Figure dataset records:
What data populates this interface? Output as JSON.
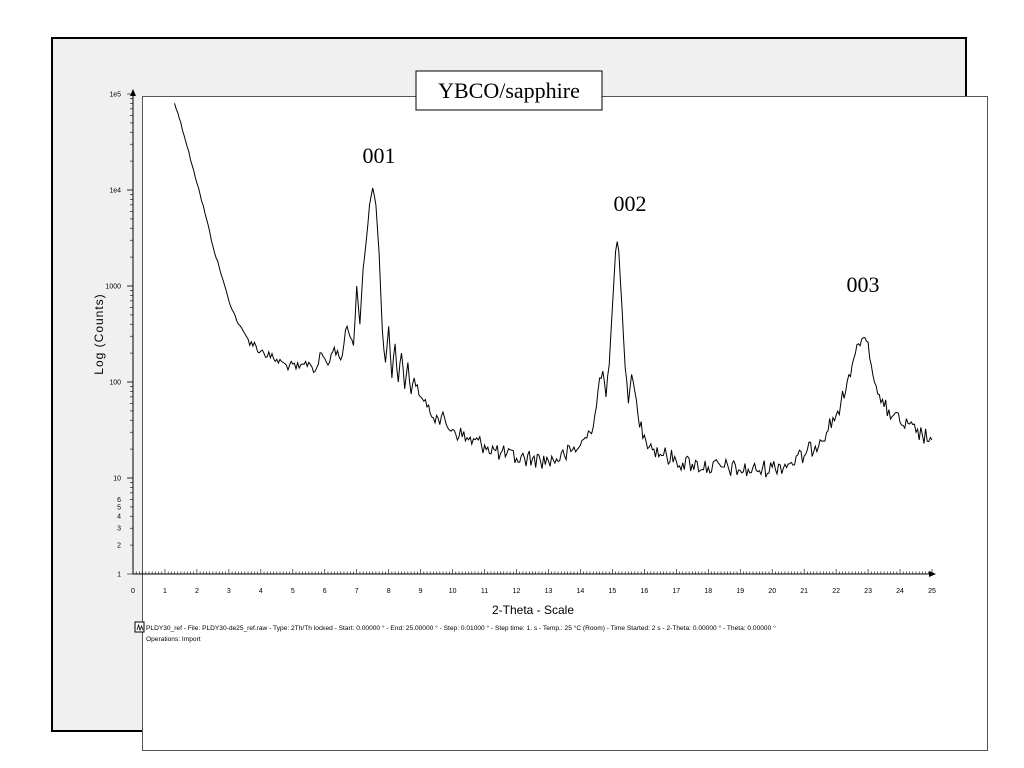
{
  "chart_data": {
    "type": "line",
    "title": "YBCO/sapphire",
    "xlabel": "2-Theta - Scale",
    "ylabel": "Log (Counts)",
    "xlim": [
      0,
      25
    ],
    "ylim": [
      1,
      100000
    ],
    "yscale": "log",
    "x_ticks": [
      "0",
      "1",
      "2",
      "3",
      "4",
      "5",
      "6",
      "7",
      "8",
      "9",
      "10",
      "11",
      "12",
      "13",
      "14",
      "15",
      "16",
      "17",
      "18",
      "19",
      "20",
      "21",
      "22",
      "23",
      "24",
      "25"
    ],
    "y_ticks": [
      {
        "value": 1,
        "label": "1"
      },
      {
        "value": 2,
        "label": "2"
      },
      {
        "value": 3,
        "label": "3"
      },
      {
        "value": 4,
        "label": "4"
      },
      {
        "value": 5,
        "label": "5"
      },
      {
        "value": 6,
        "label": "6"
      },
      {
        "value": 10,
        "label": "10"
      },
      {
        "value": 100,
        "label": "100"
      },
      {
        "value": 1000,
        "label": "1000"
      },
      {
        "value": 10000,
        "label": "1e4"
      },
      {
        "value": 100000,
        "label": "1e5"
      }
    ],
    "annotations": [
      {
        "label": "001",
        "x": 7.6,
        "y": 10500
      },
      {
        "label": "002",
        "x": 15.15,
        "y": 2900
      },
      {
        "label": "003",
        "x": 22.9,
        "y": 290
      }
    ],
    "series": [
      {
        "name": "PLDY30_ref",
        "x": [
          1.3,
          1.5,
          1.7,
          1.9,
          2.1,
          2.3,
          2.5,
          2.8,
          3.0,
          3.3,
          3.6,
          4.0,
          4.4,
          4.8,
          5.2,
          5.5,
          5.7,
          5.9,
          6.1,
          6.3,
          6.5,
          6.7,
          6.9,
          7.0,
          7.1,
          7.2,
          7.3,
          7.4,
          7.5,
          7.6,
          7.7,
          7.8,
          7.9,
          8.0,
          8.1,
          8.2,
          8.3,
          8.4,
          8.5,
          8.6,
          8.7,
          8.8,
          9.0,
          9.2,
          9.5,
          10.0,
          10.5,
          11.0,
          11.5,
          12.0,
          12.5,
          13.0,
          13.5,
          14.0,
          14.3,
          14.5,
          14.6,
          14.7,
          14.8,
          14.9,
          15.0,
          15.1,
          15.15,
          15.2,
          15.3,
          15.4,
          15.5,
          15.6,
          15.7,
          15.8,
          16.0,
          16.3,
          16.7,
          17.0,
          17.5,
          18.0,
          18.5,
          19.0,
          19.5,
          20.0,
          20.5,
          21.0,
          21.5,
          22.0,
          22.3,
          22.5,
          22.7,
          22.8,
          22.9,
          23.0,
          23.1,
          23.3,
          23.5,
          23.8,
          24.0,
          24.5,
          25.0
        ],
        "values": [
          80000,
          50000,
          28000,
          16000,
          9000,
          5000,
          2600,
          1200,
          700,
          400,
          280,
          210,
          175,
          150,
          140,
          160,
          130,
          200,
          150,
          230,
          170,
          380,
          240,
          1000,
          400,
          1500,
          3000,
          7000,
          10500,
          7000,
          2200,
          350,
          160,
          380,
          110,
          250,
          100,
          200,
          85,
          160,
          75,
          110,
          70,
          55,
          45,
          32,
          25,
          22,
          18,
          16,
          16,
          15,
          17,
          22,
          30,
          55,
          110,
          130,
          70,
          150,
          600,
          2300,
          2900,
          2300,
          600,
          140,
          60,
          120,
          80,
          45,
          28,
          20,
          17,
          15,
          14,
          13,
          13,
          12,
          12,
          13,
          14,
          17,
          25,
          45,
          80,
          150,
          250,
          280,
          290,
          260,
          150,
          75,
          55,
          45,
          38,
          30,
          25
        ]
      }
    ],
    "legend": "PLDY30_ref - File: PLDY30-de25_ref.raw - Type: 2Th/Th locked - Start: 0.00000 ° - End: 25.00000 ° - Step: 0.01000 ° - Step time: 1. s - Temp.: 25 °C (Room) - Time Started: 2 s - 2-Theta: 0.00000 ° - Theta: 0.00000 °",
    "legend_ops": "Operations: Import"
  }
}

Requirements. Reproduce the material above verbatim; omit every picture.

In response.
What data populates this interface? Output as JSON.
{
  "chart_data": {
    "type": "line",
    "title": "YBCO/sapphire",
    "xlabel": "2-Theta - Scale",
    "ylabel": "Log (Counts)",
    "xlim": [
      0,
      25
    ],
    "ylim": [
      1,
      100000
    ],
    "yscale": "log",
    "x_ticks": [
      "0",
      "1",
      "2",
      "3",
      "4",
      "5",
      "6",
      "7",
      "8",
      "9",
      "10",
      "11",
      "12",
      "13",
      "14",
      "15",
      "16",
      "17",
      "18",
      "19",
      "20",
      "21",
      "22",
      "23",
      "24",
      "25"
    ],
    "y_ticks": [
      {
        "value": 1,
        "label": "1"
      },
      {
        "value": 2,
        "label": "2"
      },
      {
        "value": 3,
        "label": "3"
      },
      {
        "value": 4,
        "label": "4"
      },
      {
        "value": 5,
        "label": "5"
      },
      {
        "value": 6,
        "label": "6"
      },
      {
        "value": 10,
        "label": "10"
      },
      {
        "value": 100,
        "label": "100"
      },
      {
        "value": 1000,
        "label": "1000"
      },
      {
        "value": 10000,
        "label": "1e4"
      },
      {
        "value": 100000,
        "label": "1e5"
      }
    ],
    "annotations": [
      {
        "label": "001",
        "x": 7.6,
        "y": 10500
      },
      {
        "label": "002",
        "x": 15.15,
        "y": 2900
      },
      {
        "label": "003",
        "x": 22.9,
        "y": 290
      }
    ],
    "series": [
      {
        "name": "PLDY30_ref",
        "x": [
          1.3,
          1.5,
          1.7,
          1.9,
          2.1,
          2.3,
          2.5,
          2.8,
          3.0,
          3.3,
          3.6,
          4.0,
          4.4,
          4.8,
          5.2,
          5.5,
          5.7,
          5.9,
          6.1,
          6.3,
          6.5,
          6.7,
          6.9,
          7.0,
          7.1,
          7.2,
          7.3,
          7.4,
          7.5,
          7.6,
          7.7,
          7.8,
          7.9,
          8.0,
          8.1,
          8.2,
          8.3,
          8.4,
          8.5,
          8.6,
          8.7,
          8.8,
          9.0,
          9.2,
          9.5,
          10.0,
          10.5,
          11.0,
          11.5,
          12.0,
          12.5,
          13.0,
          13.5,
          14.0,
          14.3,
          14.5,
          14.6,
          14.7,
          14.8,
          14.9,
          15.0,
          15.1,
          15.15,
          15.2,
          15.3,
          15.4,
          15.5,
          15.6,
          15.7,
          15.8,
          16.0,
          16.3,
          16.7,
          17.0,
          17.5,
          18.0,
          18.5,
          19.0,
          19.5,
          20.0,
          20.5,
          21.0,
          21.5,
          22.0,
          22.3,
          22.5,
          22.7,
          22.8,
          22.9,
          23.0,
          23.1,
          23.3,
          23.5,
          23.8,
          24.0,
          24.5,
          25.0
        ],
        "values": [
          80000,
          50000,
          28000,
          16000,
          9000,
          5000,
          2600,
          1200,
          700,
          400,
          280,
          210,
          175,
          150,
          140,
          160,
          130,
          200,
          150,
          230,
          170,
          380,
          240,
          1000,
          400,
          1500,
          3000,
          7000,
          10500,
          7000,
          2200,
          350,
          160,
          380,
          110,
          250,
          100,
          200,
          85,
          160,
          75,
          110,
          70,
          55,
          45,
          32,
          25,
          22,
          18,
          16,
          16,
          15,
          17,
          22,
          30,
          55,
          110,
          130,
          70,
          150,
          600,
          2300,
          2900,
          2300,
          600,
          140,
          60,
          120,
          80,
          45,
          28,
          20,
          17,
          15,
          14,
          13,
          13,
          12,
          12,
          13,
          14,
          17,
          25,
          45,
          80,
          150,
          250,
          280,
          290,
          260,
          150,
          75,
          55,
          45,
          38,
          30,
          25
        ]
      }
    ],
    "legend": "PLDY30_ref - File: PLDY30-de25_ref.raw - Type: 2Th/Th locked - Start: 0.00000 ° - End: 25.00000 ° - Step: 0.01000 ° - Step time: 1. s - Temp.: 25 °C (Room) - Time Started: 2 s - 2-Theta: 0.00000 ° - Theta: 0.00000 °",
    "legend_ops": "Operations: Import"
  }
}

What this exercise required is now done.